> **WHAT YOU WILL DO**: Can you output the records below exactly as they are written?

> **DATA EXCERPTS**:
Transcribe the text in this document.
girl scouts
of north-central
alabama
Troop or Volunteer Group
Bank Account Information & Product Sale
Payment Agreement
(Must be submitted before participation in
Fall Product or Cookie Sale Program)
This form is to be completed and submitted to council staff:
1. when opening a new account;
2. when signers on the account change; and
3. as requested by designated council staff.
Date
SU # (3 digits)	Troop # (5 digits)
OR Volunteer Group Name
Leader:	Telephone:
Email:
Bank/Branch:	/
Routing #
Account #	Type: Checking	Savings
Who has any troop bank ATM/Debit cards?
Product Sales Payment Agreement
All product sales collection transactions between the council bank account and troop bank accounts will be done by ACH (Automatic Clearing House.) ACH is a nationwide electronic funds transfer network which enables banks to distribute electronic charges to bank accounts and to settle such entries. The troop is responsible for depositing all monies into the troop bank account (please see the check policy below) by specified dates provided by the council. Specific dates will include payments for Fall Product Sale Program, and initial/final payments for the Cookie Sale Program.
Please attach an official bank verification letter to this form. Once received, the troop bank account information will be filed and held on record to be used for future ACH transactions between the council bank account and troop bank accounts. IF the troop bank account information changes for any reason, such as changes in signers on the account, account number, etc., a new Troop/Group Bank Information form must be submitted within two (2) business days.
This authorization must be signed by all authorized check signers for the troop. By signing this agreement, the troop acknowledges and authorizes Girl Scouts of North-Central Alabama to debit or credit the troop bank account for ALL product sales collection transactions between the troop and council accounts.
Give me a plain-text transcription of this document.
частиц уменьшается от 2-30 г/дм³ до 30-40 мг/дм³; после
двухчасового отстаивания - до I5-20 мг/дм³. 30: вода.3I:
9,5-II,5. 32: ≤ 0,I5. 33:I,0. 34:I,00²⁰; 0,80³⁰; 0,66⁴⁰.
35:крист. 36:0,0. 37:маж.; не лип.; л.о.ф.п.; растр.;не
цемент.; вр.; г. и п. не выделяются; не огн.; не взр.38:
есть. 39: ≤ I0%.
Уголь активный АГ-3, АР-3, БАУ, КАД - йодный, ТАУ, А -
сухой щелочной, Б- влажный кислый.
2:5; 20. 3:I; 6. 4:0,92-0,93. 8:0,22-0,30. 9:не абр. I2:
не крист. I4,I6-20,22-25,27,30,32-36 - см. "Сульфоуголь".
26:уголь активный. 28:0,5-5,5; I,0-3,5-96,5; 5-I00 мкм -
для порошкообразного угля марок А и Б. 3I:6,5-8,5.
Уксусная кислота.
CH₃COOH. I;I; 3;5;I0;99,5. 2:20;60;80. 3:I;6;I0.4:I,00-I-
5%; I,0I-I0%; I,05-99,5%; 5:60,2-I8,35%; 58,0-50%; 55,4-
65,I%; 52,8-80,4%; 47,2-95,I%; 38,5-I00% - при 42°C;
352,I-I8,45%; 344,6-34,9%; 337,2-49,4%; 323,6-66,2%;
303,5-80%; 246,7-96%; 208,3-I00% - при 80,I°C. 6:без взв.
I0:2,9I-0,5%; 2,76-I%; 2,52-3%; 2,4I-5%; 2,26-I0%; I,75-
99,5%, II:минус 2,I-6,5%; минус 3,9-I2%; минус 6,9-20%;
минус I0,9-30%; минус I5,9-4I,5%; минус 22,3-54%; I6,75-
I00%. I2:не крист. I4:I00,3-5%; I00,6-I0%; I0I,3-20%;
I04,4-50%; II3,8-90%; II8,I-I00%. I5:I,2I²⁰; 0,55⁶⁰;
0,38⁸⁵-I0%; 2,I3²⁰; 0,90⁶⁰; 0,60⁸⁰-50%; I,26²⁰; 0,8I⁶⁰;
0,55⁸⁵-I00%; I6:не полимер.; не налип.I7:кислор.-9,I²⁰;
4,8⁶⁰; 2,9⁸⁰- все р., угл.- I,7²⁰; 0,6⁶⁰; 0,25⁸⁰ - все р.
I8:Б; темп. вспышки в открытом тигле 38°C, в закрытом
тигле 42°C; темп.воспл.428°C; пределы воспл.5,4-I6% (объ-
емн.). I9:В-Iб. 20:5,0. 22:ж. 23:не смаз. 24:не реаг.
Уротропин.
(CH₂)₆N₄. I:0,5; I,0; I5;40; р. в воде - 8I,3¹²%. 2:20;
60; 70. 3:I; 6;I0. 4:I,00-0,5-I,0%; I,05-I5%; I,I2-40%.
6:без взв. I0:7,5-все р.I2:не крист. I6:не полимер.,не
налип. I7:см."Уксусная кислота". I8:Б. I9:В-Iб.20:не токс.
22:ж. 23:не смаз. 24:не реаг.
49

> **RESULT OF THE TASK**:
Transcribe the text in this document.
girl scouts
of north-central
alabama
Troop or Volunteer Group
Bank Account Information & Product Sale
Payment Agreement
(Must be submitted before participation in
Fall Product or Cookie Sale Program)
This form is to be completed and submitted to council staff:
1. when opening a new account;
2. when signers on the account change; and
3. as requested by designated council staff.
Date
SU # (3 digits)	Troop # (5 digits)
OR Volunteer Group Name
Leader:	Telephone:
Email:
Bank/Branch:	/
Routing #
Account #	Type: Checking	Savings
Who has any troop bank ATM/Debit cards?
Product Sales Payment Agreement
All product sales collection transactions between the council bank account and troop bank accounts will be done by ACH (Automatic Clearing House.) ACH is a nationwide electronic funds transfer network which enables banks to distribute electronic charges to bank accounts and to settle such entries. The troop is responsible for depositing all monies into the troop bank account (please see the check policy below) by specified dates provided by the council. Specific dates will include payments for Fall Product Sale Program, and initial/final payments for the Cookie Sale Program.
Please attach an official bank verification letter to this form. Once received, the troop bank account information will be filed and held on record to be used for future ACH transactions between the council bank account and troop bank accounts. IF the troop bank account information changes for any reason, such as changes in signers on the account, account number, etc., a new Troop/Group Bank Information form must be submitted within two (2) business days.
This authorization must be signed by all authorized check signers for the troop. By signing this agreement, the troop acknowledges and authorizes Girl Scouts of North-Central Alabama to debit or credit the troop bank account for ALL product sales collection transactions between the troop and council accounts.
Give me a plain-text transcription of this document.
частиц уменьшается от 2-30 г/дм³ до 30-40 мг/дм³; после
двухчасового отстаивания - до I5-20 мг/дм³. 30: вода.3I:
9,5-II,5. 32: ≤ 0,I5. 33:I,0. 34:I,00²⁰; 0,80³⁰; 0,66⁴⁰.
35:крист. 36:0,0. 37:маж.; не лип.; л.о.ф.п.; растр.;не
цемент.; вр.; г. и п. не выделяются; не огн.; не взр.38:
есть. 39: ≤ I0%.
Уголь активный АГ-3, АР-3, БАУ, КАД - йодный, ТАУ, А -
сухой щелочной, Б- влажный кислый.
2:5; 20. 3:I; 6. 4:0,92-0,93. 8:0,22-0,30. 9:не абр. I2:
не крист. I4,I6-20,22-25,27,30,32-36 - см. "Сульфоуголь".
26:уголь активный. 28:0,5-5,5; I,0-3,5-96,5; 5-I00 мкм -
для порошкообразного угля марок А и Б. 3I:6,5-8,5.
Уксусная кислота.
CH₃COOH. I;I; 3;5;I0;99,5. 2:20;60;80. 3:I;6;I0.4:I,00-I-
5%; I,0I-I0%; I,05-99,5%; 5:60,2-I8,35%; 58,0-50%; 55,4-
65,I%; 52,8-80,4%; 47,2-95,I%; 38,5-I00% - при 42°C;
352,I-I8,45%; 344,6-34,9%; 337,2-49,4%; 323,6-66,2%;
303,5-80%; 246,7-96%; 208,3-I00% - при 80,I°C. 6:без взв.
I0:2,9I-0,5%; 2,76-I%; 2,52-3%; 2,4I-5%; 2,26-I0%; I,75-
99,5%, II:минус 2,I-6,5%; минус 3,9-I2%; минус 6,9-20%;
минус I0,9-30%; минус I5,9-4I,5%; минус 22,3-54%; I6,75-
I00%. I2:не крист. I4:I00,3-5%; I00,6-I0%; I0I,3-20%;
I04,4-50%; II3,8-90%; II8,I-I00%. I5:I,2I²⁰; 0,55⁶⁰;
0,38⁸⁵-I0%; 2,I3²⁰; 0,90⁶⁰; 0,60⁸⁰-50%; I,26²⁰; 0,8I⁶⁰;
0,55⁸⁵-I00%; I6:не полимер.; не налип.I7:кислор.-9,I²⁰;
4,8⁶⁰; 2,9⁸⁰- все р., угл.- I,7²⁰; 0,6⁶⁰; 0,25⁸⁰ - все р.
I8:Б; темп. вспышки в открытом тигле 38°C, в закрытом
тигле 42°C; темп.воспл.428°C; пределы воспл.5,4-I6% (объ-
емн.). I9:В-Iб. 20:5,0. 22:ж. 23:не смаз. 24:не реаг.
Уротропин.
(CH₂)₆N₄. I:0,5; I,0; I5;40; р. в воде - 8I,3¹²%. 2:20;
60; 70. 3:I; 6;I0. 4:I,00-0,5-I,0%; I,05-I5%; I,I2-40%.
6:без взв. I0:7,5-все р.I2:не крист. I6:не полимер.,не
налип. I7:см."Уксусная кислота". I8:Б. I9:В-Iб.20:не токс.
22:ж. 23:не смаз. 24:не реаг.
49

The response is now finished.